TO DO - Reproduce the entries that follow exactly. No picture should appear in the result.

=== Section Start ===

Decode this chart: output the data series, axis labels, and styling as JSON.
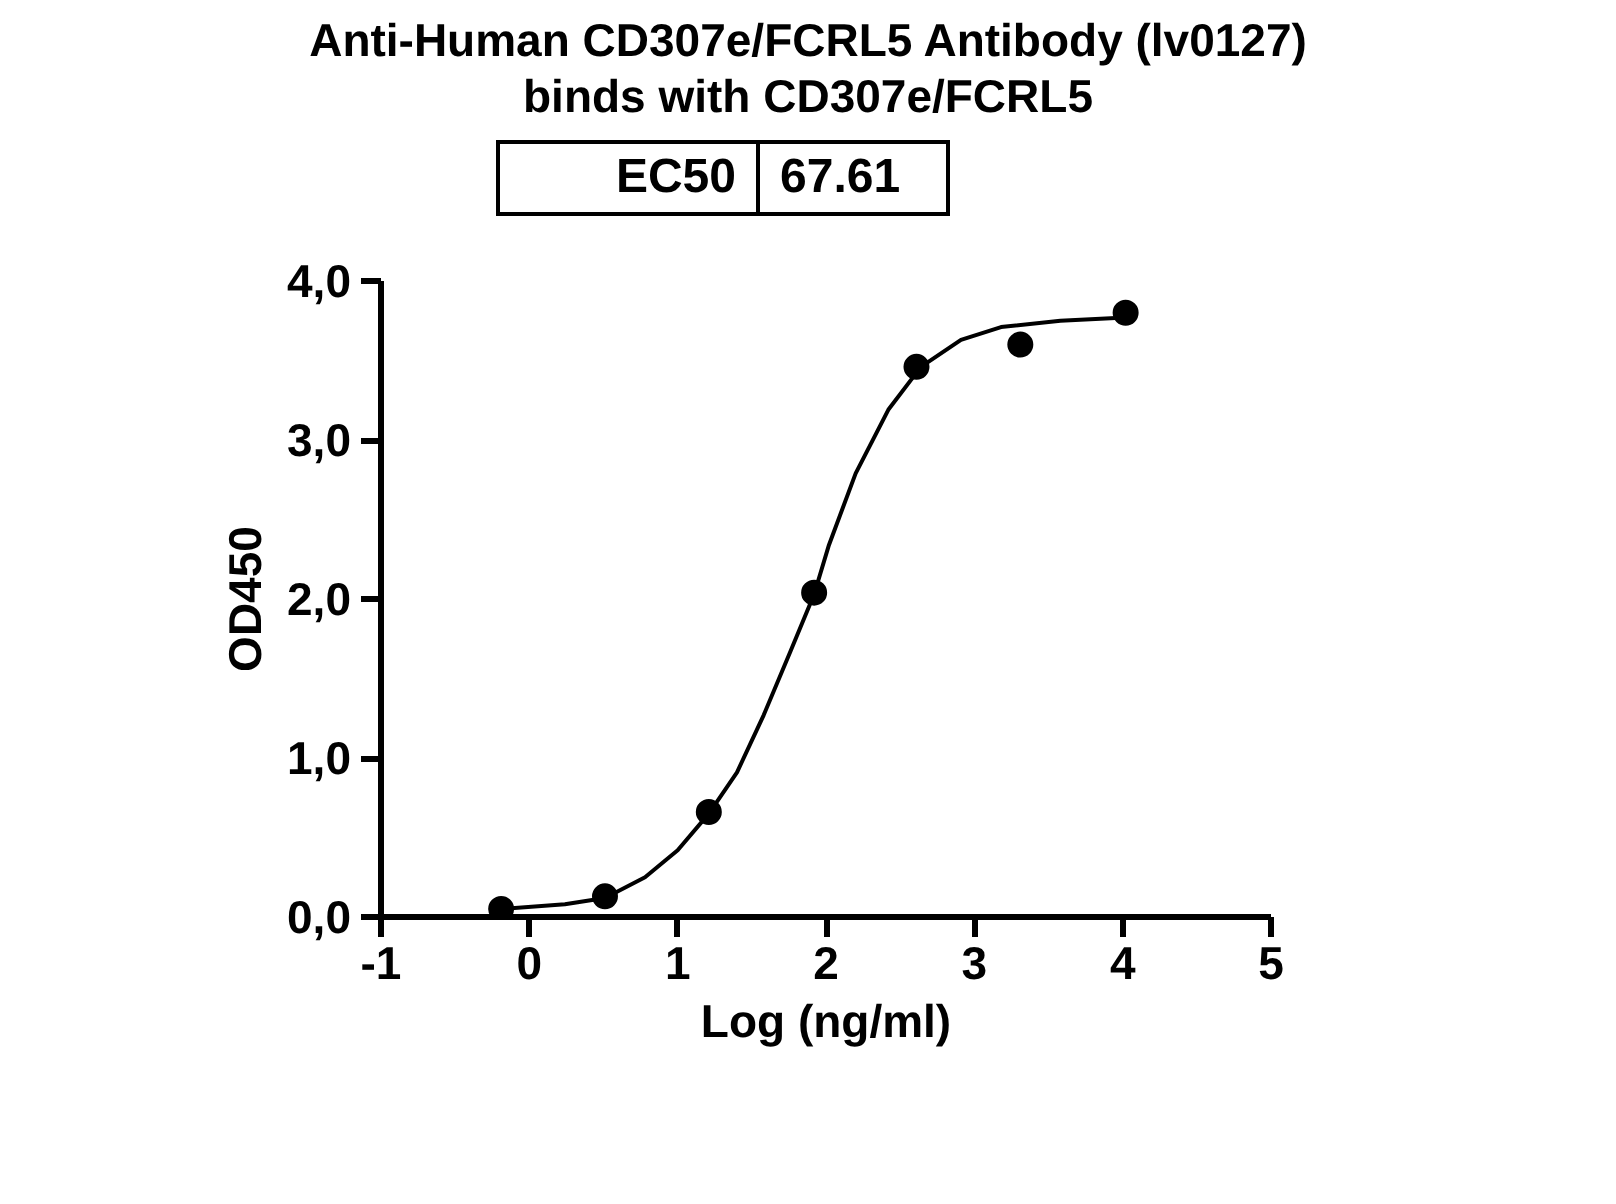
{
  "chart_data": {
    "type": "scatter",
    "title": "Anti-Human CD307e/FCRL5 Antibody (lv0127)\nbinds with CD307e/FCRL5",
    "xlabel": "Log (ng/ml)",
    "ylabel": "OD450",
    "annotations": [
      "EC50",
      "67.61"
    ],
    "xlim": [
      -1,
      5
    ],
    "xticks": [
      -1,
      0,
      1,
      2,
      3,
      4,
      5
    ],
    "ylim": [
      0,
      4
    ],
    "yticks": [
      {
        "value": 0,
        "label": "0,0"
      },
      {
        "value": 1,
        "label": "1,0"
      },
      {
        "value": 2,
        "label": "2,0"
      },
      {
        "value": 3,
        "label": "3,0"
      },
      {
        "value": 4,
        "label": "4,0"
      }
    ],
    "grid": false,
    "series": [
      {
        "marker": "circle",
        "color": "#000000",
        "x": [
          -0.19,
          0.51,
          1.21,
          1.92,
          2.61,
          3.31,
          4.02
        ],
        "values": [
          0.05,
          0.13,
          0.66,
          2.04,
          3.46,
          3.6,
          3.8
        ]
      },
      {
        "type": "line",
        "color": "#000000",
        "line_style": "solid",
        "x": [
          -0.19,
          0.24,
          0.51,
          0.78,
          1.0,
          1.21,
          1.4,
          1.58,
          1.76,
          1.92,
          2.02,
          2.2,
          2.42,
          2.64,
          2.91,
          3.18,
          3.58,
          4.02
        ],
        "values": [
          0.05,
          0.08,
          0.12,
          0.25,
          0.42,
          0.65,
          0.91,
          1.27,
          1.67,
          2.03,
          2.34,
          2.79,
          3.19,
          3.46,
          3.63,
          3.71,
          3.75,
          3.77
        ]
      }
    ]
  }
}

=== Section End ===

RESULT OF THE TASK -
Decode this chart: output the data series, axis labels, and styling as JSON.
{
  "chart_data": {
    "type": "scatter",
    "title": "Anti-Human CD307e/FCRL5 Antibody (lv0127)\nbinds with CD307e/FCRL5",
    "xlabel": "Log (ng/ml)",
    "ylabel": "OD450",
    "annotations": [
      "EC50",
      "67.61"
    ],
    "xlim": [
      -1,
      5
    ],
    "xticks": [
      -1,
      0,
      1,
      2,
      3,
      4,
      5
    ],
    "ylim": [
      0,
      4
    ],
    "yticks": [
      {
        "value": 0,
        "label": "0,0"
      },
      {
        "value": 1,
        "label": "1,0"
      },
      {
        "value": 2,
        "label": "2,0"
      },
      {
        "value": 3,
        "label": "3,0"
      },
      {
        "value": 4,
        "label": "4,0"
      }
    ],
    "grid": false,
    "series": [
      {
        "marker": "circle",
        "color": "#000000",
        "x": [
          -0.19,
          0.51,
          1.21,
          1.92,
          2.61,
          3.31,
          4.02
        ],
        "values": [
          0.05,
          0.13,
          0.66,
          2.04,
          3.46,
          3.6,
          3.8
        ]
      },
      {
        "type": "line",
        "color": "#000000",
        "line_style": "solid",
        "x": [
          -0.19,
          0.24,
          0.51,
          0.78,
          1.0,
          1.21,
          1.4,
          1.58,
          1.76,
          1.92,
          2.02,
          2.2,
          2.42,
          2.64,
          2.91,
          3.18,
          3.58,
          4.02
        ],
        "values": [
          0.05,
          0.08,
          0.12,
          0.25,
          0.42,
          0.65,
          0.91,
          1.27,
          1.67,
          2.03,
          2.34,
          2.79,
          3.19,
          3.46,
          3.63,
          3.71,
          3.75,
          3.77
        ]
      }
    ]
  }
}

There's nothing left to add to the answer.